Problem to solve.
Turn the lines of each of the records into a numbered list, skipping any blank lines. Leave the pictures out of your answer.

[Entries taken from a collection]
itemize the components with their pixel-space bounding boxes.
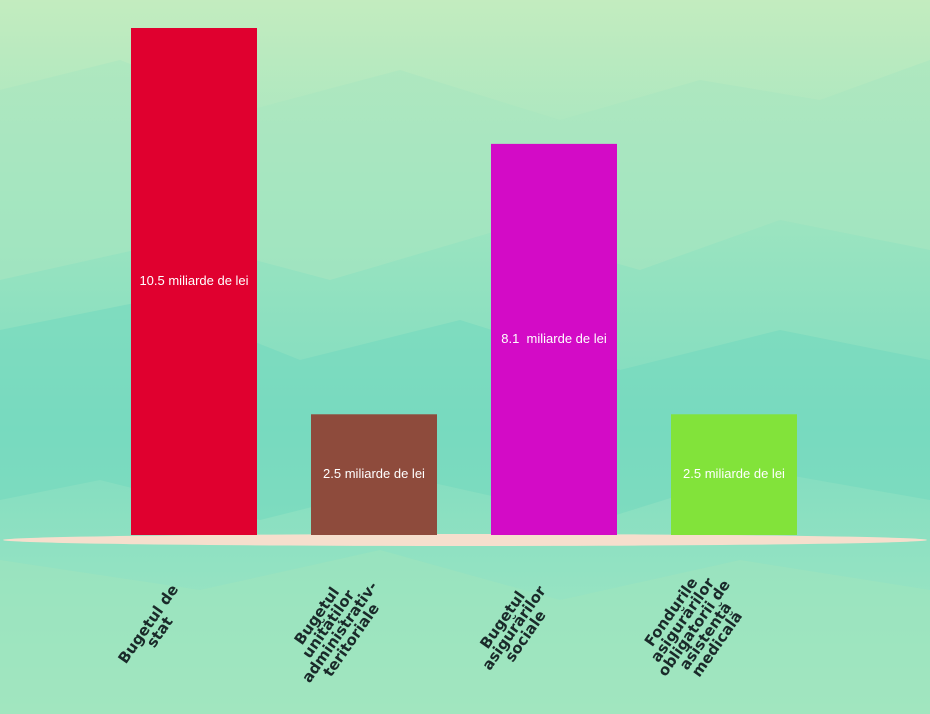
bg-shape	[0, 550, 930, 714]
bar	[491, 143, 617, 535]
bar	[311, 414, 437, 535]
bar	[131, 28, 257, 535]
value-label: 8.1 miliarde de lei	[501, 331, 607, 346]
value-label: 2.5 miliarde de lei	[323, 466, 425, 481]
baseline	[3, 534, 927, 546]
value-label: 2.5 miliarde de lei	[683, 466, 785, 481]
bar	[671, 414, 797, 535]
value-label: 10.5 miliarde de lei	[139, 273, 248, 288]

Answer to the task.
1. itemize the components with their pixel-space bounding boxes.
2. bg-shape	[0, 550, 930, 714]
3. bar	[491, 143, 617, 535]
4. bar	[311, 414, 437, 535]
5. bar	[131, 28, 257, 535]
6. value-label: 8.1 miliarde de lei	[501, 331, 607, 346]
7. value-label: 2.5 miliarde de lei	[323, 466, 425, 481]
8. baseline	[3, 534, 927, 546]
9. value-label: 2.5 miliarde de lei	[683, 466, 785, 481]
10. bar	[671, 414, 797, 535]
11. value-label: 10.5 miliarde de lei	[139, 273, 248, 288]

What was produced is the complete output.